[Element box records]

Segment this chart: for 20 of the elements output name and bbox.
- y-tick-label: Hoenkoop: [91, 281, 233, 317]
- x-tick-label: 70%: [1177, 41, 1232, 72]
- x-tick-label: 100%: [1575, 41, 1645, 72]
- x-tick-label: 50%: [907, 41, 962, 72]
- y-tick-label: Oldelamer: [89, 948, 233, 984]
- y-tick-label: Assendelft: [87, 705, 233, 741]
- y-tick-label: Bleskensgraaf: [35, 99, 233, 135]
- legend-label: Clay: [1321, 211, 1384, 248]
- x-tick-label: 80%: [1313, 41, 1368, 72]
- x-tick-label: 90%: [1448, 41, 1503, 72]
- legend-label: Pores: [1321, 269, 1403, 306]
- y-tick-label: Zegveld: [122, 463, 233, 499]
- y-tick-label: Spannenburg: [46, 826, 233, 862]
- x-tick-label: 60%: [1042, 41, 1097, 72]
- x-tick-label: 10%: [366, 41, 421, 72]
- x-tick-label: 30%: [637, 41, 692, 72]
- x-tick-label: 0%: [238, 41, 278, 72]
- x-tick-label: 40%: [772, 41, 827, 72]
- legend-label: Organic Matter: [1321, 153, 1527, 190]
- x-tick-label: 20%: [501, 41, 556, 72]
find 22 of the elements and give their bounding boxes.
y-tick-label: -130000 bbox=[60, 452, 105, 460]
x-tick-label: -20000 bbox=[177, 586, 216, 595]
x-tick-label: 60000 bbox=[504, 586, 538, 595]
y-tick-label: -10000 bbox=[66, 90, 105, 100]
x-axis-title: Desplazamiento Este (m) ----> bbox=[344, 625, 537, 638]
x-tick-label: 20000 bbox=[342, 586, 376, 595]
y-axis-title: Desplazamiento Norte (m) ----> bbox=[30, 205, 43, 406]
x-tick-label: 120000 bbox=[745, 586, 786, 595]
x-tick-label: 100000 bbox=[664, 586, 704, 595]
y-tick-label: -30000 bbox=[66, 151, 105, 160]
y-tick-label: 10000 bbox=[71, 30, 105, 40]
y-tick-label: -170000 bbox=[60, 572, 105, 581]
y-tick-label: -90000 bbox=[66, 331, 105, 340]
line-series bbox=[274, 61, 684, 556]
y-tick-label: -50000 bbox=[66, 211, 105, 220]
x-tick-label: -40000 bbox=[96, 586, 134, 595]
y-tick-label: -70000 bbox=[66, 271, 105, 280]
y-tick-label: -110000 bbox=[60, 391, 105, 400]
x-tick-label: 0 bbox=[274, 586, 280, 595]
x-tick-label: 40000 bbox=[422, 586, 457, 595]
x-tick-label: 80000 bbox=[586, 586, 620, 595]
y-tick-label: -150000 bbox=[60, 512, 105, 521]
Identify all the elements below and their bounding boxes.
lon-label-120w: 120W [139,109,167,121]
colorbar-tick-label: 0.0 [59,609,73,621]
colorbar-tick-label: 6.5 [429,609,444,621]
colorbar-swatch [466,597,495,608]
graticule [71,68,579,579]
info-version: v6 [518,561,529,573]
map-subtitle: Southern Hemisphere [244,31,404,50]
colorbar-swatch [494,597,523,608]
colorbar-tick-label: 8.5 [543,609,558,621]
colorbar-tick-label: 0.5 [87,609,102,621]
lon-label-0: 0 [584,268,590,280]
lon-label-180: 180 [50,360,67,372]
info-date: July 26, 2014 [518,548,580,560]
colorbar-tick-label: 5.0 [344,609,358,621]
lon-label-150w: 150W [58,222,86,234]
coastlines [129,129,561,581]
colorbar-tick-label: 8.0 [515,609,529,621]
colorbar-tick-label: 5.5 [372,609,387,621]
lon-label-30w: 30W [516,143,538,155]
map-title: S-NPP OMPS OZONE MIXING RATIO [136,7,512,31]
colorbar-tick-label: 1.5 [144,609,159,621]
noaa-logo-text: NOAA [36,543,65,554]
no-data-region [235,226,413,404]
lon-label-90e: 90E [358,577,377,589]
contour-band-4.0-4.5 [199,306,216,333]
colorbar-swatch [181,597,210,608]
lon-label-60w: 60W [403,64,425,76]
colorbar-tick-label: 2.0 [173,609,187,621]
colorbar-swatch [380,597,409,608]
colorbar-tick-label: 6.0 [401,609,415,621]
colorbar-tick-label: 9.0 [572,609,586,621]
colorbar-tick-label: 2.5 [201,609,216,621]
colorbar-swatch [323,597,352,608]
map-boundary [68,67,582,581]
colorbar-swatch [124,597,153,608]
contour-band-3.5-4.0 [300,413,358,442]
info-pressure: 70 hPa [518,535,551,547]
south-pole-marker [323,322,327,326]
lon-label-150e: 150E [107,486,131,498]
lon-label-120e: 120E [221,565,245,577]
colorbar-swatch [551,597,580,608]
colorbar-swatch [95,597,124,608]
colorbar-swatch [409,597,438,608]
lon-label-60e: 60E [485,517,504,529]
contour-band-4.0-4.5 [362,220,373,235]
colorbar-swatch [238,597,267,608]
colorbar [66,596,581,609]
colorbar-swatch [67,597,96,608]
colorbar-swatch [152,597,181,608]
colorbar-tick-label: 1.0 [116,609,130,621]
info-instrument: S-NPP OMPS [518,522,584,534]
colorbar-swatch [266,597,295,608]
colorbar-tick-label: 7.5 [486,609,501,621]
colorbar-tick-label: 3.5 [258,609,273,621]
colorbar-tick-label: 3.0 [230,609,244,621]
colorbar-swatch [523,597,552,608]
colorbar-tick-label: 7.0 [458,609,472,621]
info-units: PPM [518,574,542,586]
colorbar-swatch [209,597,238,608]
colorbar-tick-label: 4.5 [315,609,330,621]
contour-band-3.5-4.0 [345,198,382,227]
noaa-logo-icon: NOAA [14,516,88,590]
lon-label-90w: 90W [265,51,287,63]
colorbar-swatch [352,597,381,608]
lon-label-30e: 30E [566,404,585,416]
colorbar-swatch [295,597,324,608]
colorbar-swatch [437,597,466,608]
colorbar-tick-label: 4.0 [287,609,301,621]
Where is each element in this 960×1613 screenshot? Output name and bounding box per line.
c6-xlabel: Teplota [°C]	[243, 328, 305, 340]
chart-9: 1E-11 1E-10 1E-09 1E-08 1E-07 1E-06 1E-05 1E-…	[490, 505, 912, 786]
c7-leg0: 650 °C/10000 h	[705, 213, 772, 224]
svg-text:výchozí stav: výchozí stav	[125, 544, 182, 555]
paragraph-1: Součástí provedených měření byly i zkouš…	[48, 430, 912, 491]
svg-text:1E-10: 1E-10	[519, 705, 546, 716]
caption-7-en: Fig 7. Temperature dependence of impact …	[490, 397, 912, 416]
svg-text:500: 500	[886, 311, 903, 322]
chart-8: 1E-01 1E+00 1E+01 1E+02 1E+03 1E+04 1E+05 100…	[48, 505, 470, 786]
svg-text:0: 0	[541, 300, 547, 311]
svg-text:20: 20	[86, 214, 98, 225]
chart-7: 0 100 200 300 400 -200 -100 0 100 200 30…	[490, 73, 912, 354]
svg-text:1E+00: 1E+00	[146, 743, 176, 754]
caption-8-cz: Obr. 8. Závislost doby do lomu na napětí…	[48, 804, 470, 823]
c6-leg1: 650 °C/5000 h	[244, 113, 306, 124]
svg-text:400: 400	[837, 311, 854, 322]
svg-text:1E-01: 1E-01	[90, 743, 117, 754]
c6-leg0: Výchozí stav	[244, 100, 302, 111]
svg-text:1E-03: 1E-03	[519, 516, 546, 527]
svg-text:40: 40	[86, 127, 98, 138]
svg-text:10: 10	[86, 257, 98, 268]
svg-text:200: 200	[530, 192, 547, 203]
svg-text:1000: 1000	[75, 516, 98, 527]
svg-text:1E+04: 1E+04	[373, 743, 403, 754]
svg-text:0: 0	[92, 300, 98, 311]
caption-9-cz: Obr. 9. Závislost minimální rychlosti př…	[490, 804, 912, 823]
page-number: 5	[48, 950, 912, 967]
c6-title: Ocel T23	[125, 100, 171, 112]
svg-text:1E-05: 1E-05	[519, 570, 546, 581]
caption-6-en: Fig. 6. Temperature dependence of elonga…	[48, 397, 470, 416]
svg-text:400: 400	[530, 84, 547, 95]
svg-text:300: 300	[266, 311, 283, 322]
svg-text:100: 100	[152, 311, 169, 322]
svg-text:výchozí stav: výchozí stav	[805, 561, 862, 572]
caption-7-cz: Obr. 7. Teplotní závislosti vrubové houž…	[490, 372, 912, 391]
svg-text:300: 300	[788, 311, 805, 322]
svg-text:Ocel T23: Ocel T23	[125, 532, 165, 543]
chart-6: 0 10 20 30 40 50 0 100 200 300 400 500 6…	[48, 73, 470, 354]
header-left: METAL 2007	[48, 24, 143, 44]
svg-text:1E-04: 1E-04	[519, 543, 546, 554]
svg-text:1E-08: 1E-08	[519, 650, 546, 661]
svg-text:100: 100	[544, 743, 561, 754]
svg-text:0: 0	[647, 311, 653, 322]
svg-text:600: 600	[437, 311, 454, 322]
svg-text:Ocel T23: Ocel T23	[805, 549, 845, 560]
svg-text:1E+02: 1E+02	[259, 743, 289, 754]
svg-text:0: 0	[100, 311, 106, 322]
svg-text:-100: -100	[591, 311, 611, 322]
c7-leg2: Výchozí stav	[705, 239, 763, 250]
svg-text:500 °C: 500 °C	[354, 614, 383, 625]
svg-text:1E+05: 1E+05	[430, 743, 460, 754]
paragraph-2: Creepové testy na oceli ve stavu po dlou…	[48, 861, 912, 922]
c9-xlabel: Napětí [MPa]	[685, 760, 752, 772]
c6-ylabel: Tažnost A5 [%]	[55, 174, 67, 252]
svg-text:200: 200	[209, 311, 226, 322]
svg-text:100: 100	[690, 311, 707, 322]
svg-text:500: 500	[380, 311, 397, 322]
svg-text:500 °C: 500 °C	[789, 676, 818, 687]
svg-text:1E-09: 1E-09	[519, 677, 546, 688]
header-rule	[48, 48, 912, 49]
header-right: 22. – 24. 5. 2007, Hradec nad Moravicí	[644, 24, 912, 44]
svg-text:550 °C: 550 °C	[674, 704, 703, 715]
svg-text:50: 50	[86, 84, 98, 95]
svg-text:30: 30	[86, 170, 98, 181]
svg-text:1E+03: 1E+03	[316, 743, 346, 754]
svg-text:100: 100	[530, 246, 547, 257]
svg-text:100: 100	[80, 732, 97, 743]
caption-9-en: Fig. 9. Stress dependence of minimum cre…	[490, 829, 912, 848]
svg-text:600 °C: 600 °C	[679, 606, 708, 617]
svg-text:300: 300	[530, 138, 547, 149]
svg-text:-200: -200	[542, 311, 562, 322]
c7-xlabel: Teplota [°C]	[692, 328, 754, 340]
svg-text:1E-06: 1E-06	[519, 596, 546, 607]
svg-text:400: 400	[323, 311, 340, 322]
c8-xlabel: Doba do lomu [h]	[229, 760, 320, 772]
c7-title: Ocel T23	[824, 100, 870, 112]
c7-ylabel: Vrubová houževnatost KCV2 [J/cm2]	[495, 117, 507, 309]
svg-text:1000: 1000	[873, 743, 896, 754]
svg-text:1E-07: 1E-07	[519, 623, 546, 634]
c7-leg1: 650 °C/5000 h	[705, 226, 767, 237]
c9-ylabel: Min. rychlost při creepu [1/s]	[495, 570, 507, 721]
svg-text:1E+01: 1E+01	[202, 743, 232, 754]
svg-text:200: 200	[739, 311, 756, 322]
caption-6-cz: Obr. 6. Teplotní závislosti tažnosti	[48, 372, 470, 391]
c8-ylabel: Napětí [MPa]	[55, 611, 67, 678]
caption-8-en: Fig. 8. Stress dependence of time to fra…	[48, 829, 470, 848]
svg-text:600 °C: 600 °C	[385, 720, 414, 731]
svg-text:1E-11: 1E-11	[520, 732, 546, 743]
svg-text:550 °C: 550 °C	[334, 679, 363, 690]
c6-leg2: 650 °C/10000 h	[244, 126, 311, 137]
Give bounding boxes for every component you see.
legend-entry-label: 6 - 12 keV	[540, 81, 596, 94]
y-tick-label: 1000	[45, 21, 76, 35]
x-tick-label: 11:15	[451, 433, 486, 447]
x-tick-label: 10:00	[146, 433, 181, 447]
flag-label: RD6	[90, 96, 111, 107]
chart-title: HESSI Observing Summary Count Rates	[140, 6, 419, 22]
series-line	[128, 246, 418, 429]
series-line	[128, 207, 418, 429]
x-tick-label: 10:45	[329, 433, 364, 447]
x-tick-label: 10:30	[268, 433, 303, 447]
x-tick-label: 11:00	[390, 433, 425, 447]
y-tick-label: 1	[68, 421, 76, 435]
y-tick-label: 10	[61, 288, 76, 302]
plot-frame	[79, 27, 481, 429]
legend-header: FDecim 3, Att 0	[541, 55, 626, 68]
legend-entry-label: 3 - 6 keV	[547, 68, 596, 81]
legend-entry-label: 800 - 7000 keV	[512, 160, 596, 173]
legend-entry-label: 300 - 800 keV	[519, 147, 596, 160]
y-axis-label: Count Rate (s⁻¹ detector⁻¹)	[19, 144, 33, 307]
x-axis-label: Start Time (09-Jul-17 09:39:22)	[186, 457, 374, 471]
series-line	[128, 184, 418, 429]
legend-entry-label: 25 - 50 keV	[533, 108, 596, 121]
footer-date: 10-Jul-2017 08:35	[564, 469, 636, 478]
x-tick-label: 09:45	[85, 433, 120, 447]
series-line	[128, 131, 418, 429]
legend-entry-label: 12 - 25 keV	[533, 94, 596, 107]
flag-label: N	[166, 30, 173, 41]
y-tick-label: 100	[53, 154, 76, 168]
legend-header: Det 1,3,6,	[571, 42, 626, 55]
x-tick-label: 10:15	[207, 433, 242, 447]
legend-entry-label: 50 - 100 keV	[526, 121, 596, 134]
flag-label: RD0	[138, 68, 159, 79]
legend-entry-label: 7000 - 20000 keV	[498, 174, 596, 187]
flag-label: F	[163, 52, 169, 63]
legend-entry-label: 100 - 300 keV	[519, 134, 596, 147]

Instructions to follow:
Gather every line of the listing above that contains the string "header". The match is case-sensitive.

Answer:
header-left: METAL 2007	[48, 24, 143, 44]
header-rule	[48, 48, 912, 49]
header-right: 22. – 24. 5. 2007, Hradec nad Moravicí	[644, 24, 912, 44]
legend-header: FDecim 3, Att 0	[541, 55, 626, 68]
legend-header: Det 1,3,6,	[571, 42, 626, 55]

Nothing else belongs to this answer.